Records:
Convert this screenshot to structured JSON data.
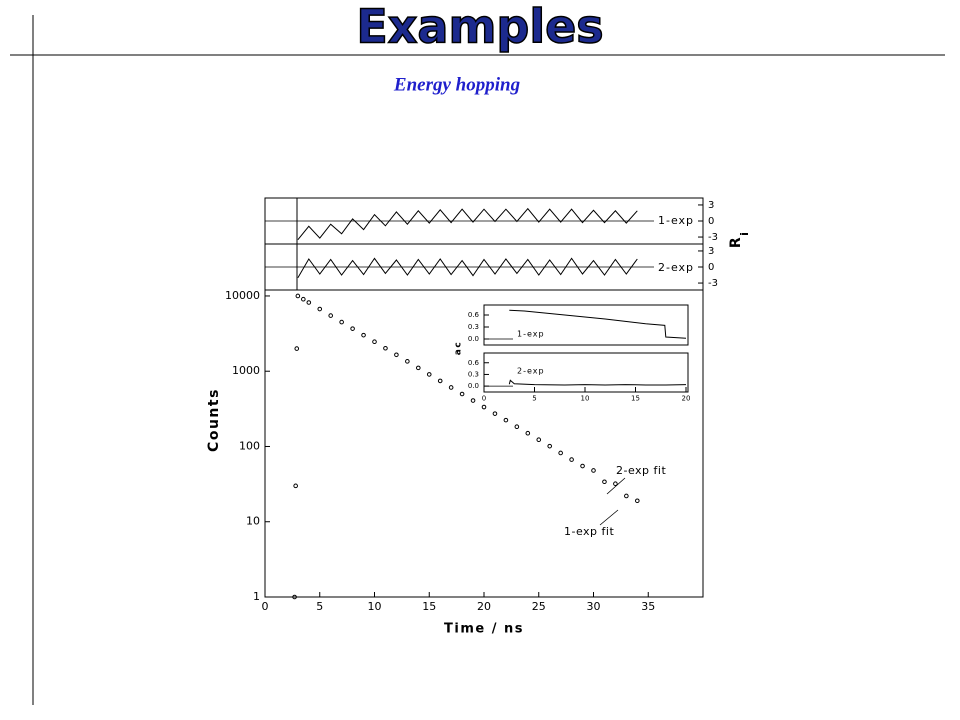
{
  "title": "Examples",
  "subtitle": "Energy hopping",
  "chart_data": [
    {
      "type": "scatter",
      "log_y": true,
      "xlabel": "Time / ns",
      "ylabel": "Counts",
      "annotations": [
        "2-exp fit",
        "1-exp fit"
      ],
      "color": "#000000",
      "xlim": [
        0,
        40
      ],
      "xticks": [
        0,
        5,
        10,
        15,
        20,
        25,
        30,
        35
      ],
      "ylim": [
        1,
        12000
      ],
      "yticks": [
        1,
        10,
        100,
        1000,
        10000
      ],
      "x": [
        2.7,
        2.8,
        2.9,
        3.0,
        3.5,
        4,
        5,
        6,
        7,
        8,
        9,
        10,
        11,
        12,
        13,
        14,
        15,
        16,
        17,
        18,
        19,
        20,
        21,
        22,
        23,
        24,
        25,
        26,
        27,
        28,
        29,
        30,
        31,
        32,
        33,
        34
      ],
      "values": [
        1,
        30,
        2000,
        10000,
        9048,
        8187,
        6703,
        5488,
        4493,
        3679,
        3012,
        2466,
        2019,
        1653,
        1353,
        1108,
        907,
        743,
        608,
        498,
        408,
        334,
        273,
        224,
        183,
        150,
        123,
        101,
        82,
        67,
        55,
        48,
        34,
        32,
        22,
        19
      ]
    },
    {
      "type": "line",
      "label": "1-exp",
      "ylabel": "R",
      "ylabel_sub": "i",
      "ytick_side": "right",
      "color": "#000000",
      "xlim": [
        0,
        40
      ],
      "ylim": [
        -4.3,
        4.3
      ],
      "yticks": [
        3,
        0,
        -3
      ],
      "x": [
        3,
        4,
        5,
        6,
        7,
        8,
        9,
        10,
        11,
        12,
        13,
        14,
        15,
        16,
        17,
        18,
        19,
        20,
        21,
        22,
        23,
        24,
        25,
        26,
        27,
        28,
        29,
        30,
        31,
        32,
        33,
        34
      ],
      "values": [
        -3.5,
        -1.0,
        -3.2,
        -0.6,
        -2.4,
        0.4,
        -1.6,
        1.2,
        -0.9,
        1.7,
        -0.6,
        1.9,
        -0.4,
        2.1,
        -0.3,
        2.2,
        -0.2,
        2.2,
        -0.1,
        2.2,
        -0.1,
        2.3,
        -0.2,
        2.2,
        -0.2,
        2.2,
        -0.3,
        2.0,
        -0.3,
        1.9,
        -0.4,
        1.9
      ]
    },
    {
      "type": "line",
      "label": "2-exp",
      "ytick_side": "right",
      "color": "#000000",
      "xlim": [
        0,
        40
      ],
      "ylim": [
        -4.3,
        4.3
      ],
      "yticks": [
        3,
        0,
        -3
      ],
      "x": [
        3,
        4,
        5,
        6,
        7,
        8,
        9,
        10,
        11,
        12,
        13,
        14,
        15,
        16,
        17,
        18,
        19,
        20,
        21,
        22,
        23,
        24,
        25,
        26,
        27,
        28,
        29,
        30,
        31,
        32,
        33,
        34
      ],
      "values": [
        -2.0,
        1.5,
        -1.3,
        1.4,
        -1.5,
        1.2,
        -1.4,
        1.6,
        -1.2,
        1.3,
        -1.5,
        1.4,
        -1.3,
        1.5,
        -1.4,
        1.2,
        -1.6,
        1.4,
        -1.3,
        1.5,
        -1.2,
        1.4,
        -1.5,
        1.3,
        -1.4,
        1.6,
        -1.3,
        1.2,
        -1.5,
        1.4,
        -1.3,
        1.5
      ]
    },
    {
      "type": "line",
      "label": "1-exp",
      "ylabel": "ac",
      "color": "#000000",
      "xlim": [
        0,
        20
      ],
      "ylim": [
        -0.15,
        0.85
      ],
      "yticks": [
        {
          "value": 0,
          "label": "0.0"
        },
        0.3,
        0.6
      ],
      "x": [
        2.5,
        4,
        6,
        8,
        10,
        12,
        14,
        16,
        17.9,
        18,
        20
      ],
      "values": [
        0.72,
        0.7,
        0.65,
        0.6,
        0.55,
        0.5,
        0.44,
        0.38,
        0.34,
        0.05,
        0.02
      ]
    },
    {
      "type": "line",
      "label": "2-exp",
      "color": "#000000",
      "xlim": [
        0,
        20
      ],
      "ylim": [
        -0.15,
        0.85
      ],
      "yticks": [
        {
          "value": 0,
          "label": "0.0"
        },
        0.3,
        0.6
      ],
      "xticks": [
        0,
        5,
        10,
        15,
        20
      ],
      "x": [
        2.5,
        2.6,
        3,
        5,
        8,
        10,
        12,
        14,
        16,
        18,
        20
      ],
      "values": [
        0.05,
        0.15,
        0.06,
        0.04,
        0.03,
        0.04,
        0.03,
        0.04,
        0.03,
        0.03,
        0.04
      ]
    }
  ]
}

Task goal: Retype each line of the listing above word for word. Exclude the pictures.

Result:
Convert this screenshot to structured JSON data.
{
  "title": "Examples",
  "subtitle": "Energy hopping",
  "chart_data": [
    {
      "type": "scatter",
      "log_y": true,
      "xlabel": "Time / ns",
      "ylabel": "Counts",
      "annotations": [
        "2-exp fit",
        "1-exp fit"
      ],
      "color": "#000000",
      "xlim": [
        0,
        40
      ],
      "xticks": [
        0,
        5,
        10,
        15,
        20,
        25,
        30,
        35
      ],
      "ylim": [
        1,
        12000
      ],
      "yticks": [
        1,
        10,
        100,
        1000,
        10000
      ],
      "x": [
        2.7,
        2.8,
        2.9,
        3.0,
        3.5,
        4,
        5,
        6,
        7,
        8,
        9,
        10,
        11,
        12,
        13,
        14,
        15,
        16,
        17,
        18,
        19,
        20,
        21,
        22,
        23,
        24,
        25,
        26,
        27,
        28,
        29,
        30,
        31,
        32,
        33,
        34
      ],
      "values": [
        1,
        30,
        2000,
        10000,
        9048,
        8187,
        6703,
        5488,
        4493,
        3679,
        3012,
        2466,
        2019,
        1653,
        1353,
        1108,
        907,
        743,
        608,
        498,
        408,
        334,
        273,
        224,
        183,
        150,
        123,
        101,
        82,
        67,
        55,
        48,
        34,
        32,
        22,
        19
      ]
    },
    {
      "type": "line",
      "label": "1-exp",
      "ylabel": "R",
      "ylabel_sub": "i",
      "ytick_side": "right",
      "color": "#000000",
      "xlim": [
        0,
        40
      ],
      "ylim": [
        -4.3,
        4.3
      ],
      "yticks": [
        3,
        0,
        -3
      ],
      "x": [
        3,
        4,
        5,
        6,
        7,
        8,
        9,
        10,
        11,
        12,
        13,
        14,
        15,
        16,
        17,
        18,
        19,
        20,
        21,
        22,
        23,
        24,
        25,
        26,
        27,
        28,
        29,
        30,
        31,
        32,
        33,
        34
      ],
      "values": [
        -3.5,
        -1.0,
        -3.2,
        -0.6,
        -2.4,
        0.4,
        -1.6,
        1.2,
        -0.9,
        1.7,
        -0.6,
        1.9,
        -0.4,
        2.1,
        -0.3,
        2.2,
        -0.2,
        2.2,
        -0.1,
        2.2,
        -0.1,
        2.3,
        -0.2,
        2.2,
        -0.2,
        2.2,
        -0.3,
        2.0,
        -0.3,
        1.9,
        -0.4,
        1.9
      ]
    },
    {
      "type": "line",
      "label": "2-exp",
      "ytick_side": "right",
      "color": "#000000",
      "xlim": [
        0,
        40
      ],
      "ylim": [
        -4.3,
        4.3
      ],
      "yticks": [
        3,
        0,
        -3
      ],
      "x": [
        3,
        4,
        5,
        6,
        7,
        8,
        9,
        10,
        11,
        12,
        13,
        14,
        15,
        16,
        17,
        18,
        19,
        20,
        21,
        22,
        23,
        24,
        25,
        26,
        27,
        28,
        29,
        30,
        31,
        32,
        33,
        34
      ],
      "values": [
        -2.0,
        1.5,
        -1.3,
        1.4,
        -1.5,
        1.2,
        -1.4,
        1.6,
        -1.2,
        1.3,
        -1.5,
        1.4,
        -1.3,
        1.5,
        -1.4,
        1.2,
        -1.6,
        1.4,
        -1.3,
        1.5,
        -1.2,
        1.4,
        -1.5,
        1.3,
        -1.4,
        1.6,
        -1.3,
        1.2,
        -1.5,
        1.4,
        -1.3,
        1.5
      ]
    },
    {
      "type": "line",
      "label": "1-exp",
      "ylabel": "ac",
      "color": "#000000",
      "xlim": [
        0,
        20
      ],
      "ylim": [
        -0.15,
        0.85
      ],
      "yticks": [
        {
          "value": 0,
          "label": "0.0"
        },
        0.3,
        0.6
      ],
      "x": [
        2.5,
        4,
        6,
        8,
        10,
        12,
        14,
        16,
        17.9,
        18,
        20
      ],
      "values": [
        0.72,
        0.7,
        0.65,
        0.6,
        0.55,
        0.5,
        0.44,
        0.38,
        0.34,
        0.05,
        0.02
      ]
    },
    {
      "type": "line",
      "label": "2-exp",
      "color": "#000000",
      "xlim": [
        0,
        20
      ],
      "ylim": [
        -0.15,
        0.85
      ],
      "yticks": [
        {
          "value": 0,
          "label": "0.0"
        },
        0.3,
        0.6
      ],
      "xticks": [
        0,
        5,
        10,
        15,
        20
      ],
      "x": [
        2.5,
        2.6,
        3,
        5,
        8,
        10,
        12,
        14,
        16,
        18,
        20
      ],
      "values": [
        0.05,
        0.15,
        0.06,
        0.04,
        0.03,
        0.04,
        0.03,
        0.04,
        0.03,
        0.03,
        0.04
      ]
    }
  ]
}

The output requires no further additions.